Filter the lines below, copying only those with the string "bathrooms".

>> BEGIN Material shown

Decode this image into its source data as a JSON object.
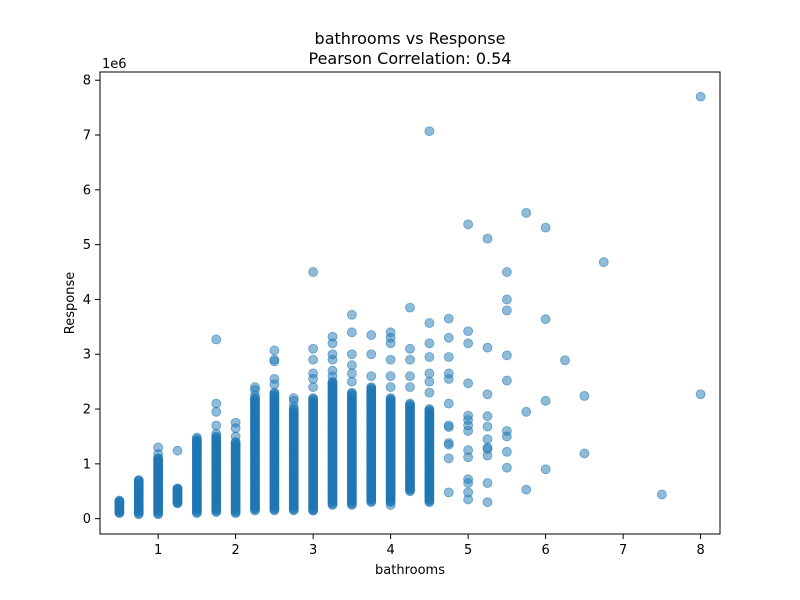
{
  "chart_data": {
    "type": "scatter",
    "title": "bathrooms vs Response",
    "subtitle": "Pearson Correlation: 0.54",
    "xlabel": "bathrooms",
    "ylabel": "Response",
    "y_multiplier_label": "1e6",
    "xlim": [
      0.25,
      8.25
    ],
    "ylim": [
      -0.28,
      8.15
    ],
    "x_ticks": [
      1,
      2,
      3,
      4,
      5,
      6,
      7,
      8
    ],
    "y_ticks": [
      0,
      1,
      2,
      3,
      4,
      5,
      6,
      7,
      8
    ],
    "grid": false,
    "marker_color": "#1f77b4",
    "marker_opacity": 0.5,
    "y_unit_scale": 1000000,
    "columns": [
      {
        "x": 0.5,
        "min": 0.1,
        "max": 0.33
      },
      {
        "x": 0.75,
        "min": 0.08,
        "max": 0.7
      },
      {
        "x": 1.0,
        "min": 0.08,
        "max": 1.1
      },
      {
        "x": 1.25,
        "min": 0.28,
        "max": 0.55
      },
      {
        "x": 1.5,
        "min": 0.1,
        "max": 1.45
      },
      {
        "x": 1.75,
        "min": 0.12,
        "max": 1.5
      },
      {
        "x": 2.0,
        "min": 0.1,
        "max": 1.4
      },
      {
        "x": 2.25,
        "min": 0.15,
        "max": 2.2
      },
      {
        "x": 2.5,
        "min": 0.15,
        "max": 2.3
      },
      {
        "x": 2.75,
        "min": 0.15,
        "max": 2.0
      },
      {
        "x": 3.0,
        "min": 0.15,
        "max": 2.2
      },
      {
        "x": 3.25,
        "min": 0.25,
        "max": 2.5
      },
      {
        "x": 3.5,
        "min": 0.25,
        "max": 2.3
      },
      {
        "x": 3.75,
        "min": 0.3,
        "max": 2.4
      },
      {
        "x": 4.0,
        "min": 0.3,
        "max": 2.2
      },
      {
        "x": 4.25,
        "min": 0.5,
        "max": 2.1
      },
      {
        "x": 4.5,
        "min": 0.3,
        "max": 2.0
      }
    ],
    "points": [
      {
        "x": 0.5,
        "y": 0.12
      },
      {
        "x": 0.5,
        "y": 0.28
      },
      {
        "x": 0.5,
        "y": 0.32
      },
      {
        "x": 0.75,
        "y": 0.7
      },
      {
        "x": 0.75,
        "y": 0.55
      },
      {
        "x": 1.0,
        "y": 1.3
      },
      {
        "x": 1.0,
        "y": 1.18
      },
      {
        "x": 1.0,
        "y": 1.1
      },
      {
        "x": 1.25,
        "y": 1.24
      },
      {
        "x": 1.25,
        "y": 0.55
      },
      {
        "x": 1.25,
        "y": 0.52
      },
      {
        "x": 1.25,
        "y": 0.38
      },
      {
        "x": 1.25,
        "y": 0.29
      },
      {
        "x": 1.5,
        "y": 1.48
      },
      {
        "x": 1.5,
        "y": 1.4
      },
      {
        "x": 1.75,
        "y": 3.27
      },
      {
        "x": 1.75,
        "y": 2.1
      },
      {
        "x": 1.75,
        "y": 1.95
      },
      {
        "x": 1.75,
        "y": 1.7
      },
      {
        "x": 1.75,
        "y": 1.55
      },
      {
        "x": 2.0,
        "y": 1.75
      },
      {
        "x": 2.0,
        "y": 1.65
      },
      {
        "x": 2.0,
        "y": 1.5
      },
      {
        "x": 2.25,
        "y": 2.4
      },
      {
        "x": 2.25,
        "y": 2.35
      },
      {
        "x": 2.25,
        "y": 2.25
      },
      {
        "x": 2.5,
        "y": 3.07
      },
      {
        "x": 2.5,
        "y": 2.9
      },
      {
        "x": 2.5,
        "y": 2.87
      },
      {
        "x": 2.5,
        "y": 2.55
      },
      {
        "x": 2.5,
        "y": 2.45
      },
      {
        "x": 2.75,
        "y": 2.2
      },
      {
        "x": 2.75,
        "y": 2.15
      },
      {
        "x": 2.75,
        "y": 2.05
      },
      {
        "x": 3.0,
        "y": 4.5
      },
      {
        "x": 3.0,
        "y": 3.1
      },
      {
        "x": 3.0,
        "y": 2.9
      },
      {
        "x": 3.0,
        "y": 2.65
      },
      {
        "x": 3.0,
        "y": 2.55
      },
      {
        "x": 3.0,
        "y": 2.4
      },
      {
        "x": 3.0,
        "y": 0.15
      },
      {
        "x": 3.25,
        "y": 3.32
      },
      {
        "x": 3.25,
        "y": 3.2
      },
      {
        "x": 3.25,
        "y": 3.0
      },
      {
        "x": 3.25,
        "y": 2.9
      },
      {
        "x": 3.25,
        "y": 2.7
      },
      {
        "x": 3.25,
        "y": 2.6
      },
      {
        "x": 3.5,
        "y": 3.72
      },
      {
        "x": 3.5,
        "y": 3.4
      },
      {
        "x": 3.5,
        "y": 3.0
      },
      {
        "x": 3.5,
        "y": 2.8
      },
      {
        "x": 3.5,
        "y": 2.65
      },
      {
        "x": 3.5,
        "y": 2.5
      },
      {
        "x": 3.75,
        "y": 3.35
      },
      {
        "x": 3.75,
        "y": 3.0
      },
      {
        "x": 3.75,
        "y": 2.6
      },
      {
        "x": 4.0,
        "y": 3.4
      },
      {
        "x": 4.0,
        "y": 3.3
      },
      {
        "x": 4.0,
        "y": 3.2
      },
      {
        "x": 4.0,
        "y": 2.9
      },
      {
        "x": 4.0,
        "y": 2.6
      },
      {
        "x": 4.0,
        "y": 2.4
      },
      {
        "x": 4.0,
        "y": 0.25
      },
      {
        "x": 4.25,
        "y": 3.85
      },
      {
        "x": 4.25,
        "y": 3.1
      },
      {
        "x": 4.25,
        "y": 2.9
      },
      {
        "x": 4.25,
        "y": 2.6
      },
      {
        "x": 4.25,
        "y": 2.4
      },
      {
        "x": 4.25,
        "y": 0.55
      },
      {
        "x": 4.5,
        "y": 7.07
      },
      {
        "x": 4.5,
        "y": 3.57
      },
      {
        "x": 4.5,
        "y": 3.2
      },
      {
        "x": 4.5,
        "y": 2.95
      },
      {
        "x": 4.5,
        "y": 2.65
      },
      {
        "x": 4.5,
        "y": 2.5
      },
      {
        "x": 4.5,
        "y": 2.3
      },
      {
        "x": 4.75,
        "y": 3.65
      },
      {
        "x": 4.75,
        "y": 3.3
      },
      {
        "x": 4.75,
        "y": 2.95
      },
      {
        "x": 4.75,
        "y": 2.65
      },
      {
        "x": 4.75,
        "y": 2.55
      },
      {
        "x": 4.75,
        "y": 2.1
      },
      {
        "x": 4.75,
        "y": 1.7
      },
      {
        "x": 4.75,
        "y": 1.67
      },
      {
        "x": 4.75,
        "y": 1.38
      },
      {
        "x": 4.75,
        "y": 1.35
      },
      {
        "x": 4.75,
        "y": 1.1
      },
      {
        "x": 4.75,
        "y": 0.48
      },
      {
        "x": 5.0,
        "y": 5.37
      },
      {
        "x": 5.0,
        "y": 3.42
      },
      {
        "x": 5.0,
        "y": 3.2
      },
      {
        "x": 5.0,
        "y": 2.47
      },
      {
        "x": 5.0,
        "y": 1.88
      },
      {
        "x": 5.0,
        "y": 1.8
      },
      {
        "x": 5.0,
        "y": 1.7
      },
      {
        "x": 5.0,
        "y": 1.6
      },
      {
        "x": 5.0,
        "y": 1.25
      },
      {
        "x": 5.0,
        "y": 1.12
      },
      {
        "x": 5.0,
        "y": 0.72
      },
      {
        "x": 5.0,
        "y": 0.65
      },
      {
        "x": 5.0,
        "y": 0.48
      },
      {
        "x": 5.0,
        "y": 0.35
      },
      {
        "x": 5.25,
        "y": 5.11
      },
      {
        "x": 5.25,
        "y": 3.12
      },
      {
        "x": 5.25,
        "y": 2.27
      },
      {
        "x": 5.25,
        "y": 1.87
      },
      {
        "x": 5.25,
        "y": 1.68
      },
      {
        "x": 5.25,
        "y": 1.45
      },
      {
        "x": 5.25,
        "y": 1.3
      },
      {
        "x": 5.25,
        "y": 1.27
      },
      {
        "x": 5.25,
        "y": 1.15
      },
      {
        "x": 5.25,
        "y": 0.65
      },
      {
        "x": 5.25,
        "y": 0.3
      },
      {
        "x": 5.5,
        "y": 4.5
      },
      {
        "x": 5.5,
        "y": 4.0
      },
      {
        "x": 5.5,
        "y": 3.8
      },
      {
        "x": 5.5,
        "y": 2.98
      },
      {
        "x": 5.5,
        "y": 2.52
      },
      {
        "x": 5.5,
        "y": 1.6
      },
      {
        "x": 5.5,
        "y": 1.5
      },
      {
        "x": 5.5,
        "y": 1.22
      },
      {
        "x": 5.5,
        "y": 0.93
      },
      {
        "x": 5.75,
        "y": 5.58
      },
      {
        "x": 5.75,
        "y": 1.95
      },
      {
        "x": 5.75,
        "y": 0.53
      },
      {
        "x": 6.0,
        "y": 5.31
      },
      {
        "x": 6.0,
        "y": 3.64
      },
      {
        "x": 6.0,
        "y": 2.15
      },
      {
        "x": 6.0,
        "y": 0.9
      },
      {
        "x": 6.25,
        "y": 2.89
      },
      {
        "x": 6.5,
        "y": 2.24
      },
      {
        "x": 6.5,
        "y": 1.19
      },
      {
        "x": 6.75,
        "y": 4.68
      },
      {
        "x": 7.5,
        "y": 0.44
      },
      {
        "x": 8.0,
        "y": 7.7
      },
      {
        "x": 8.0,
        "y": 2.27
      }
    ]
  }
}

>> END Material shown

## Task output
    "title": "bathrooms vs Response",
    "xlabel": "bathrooms",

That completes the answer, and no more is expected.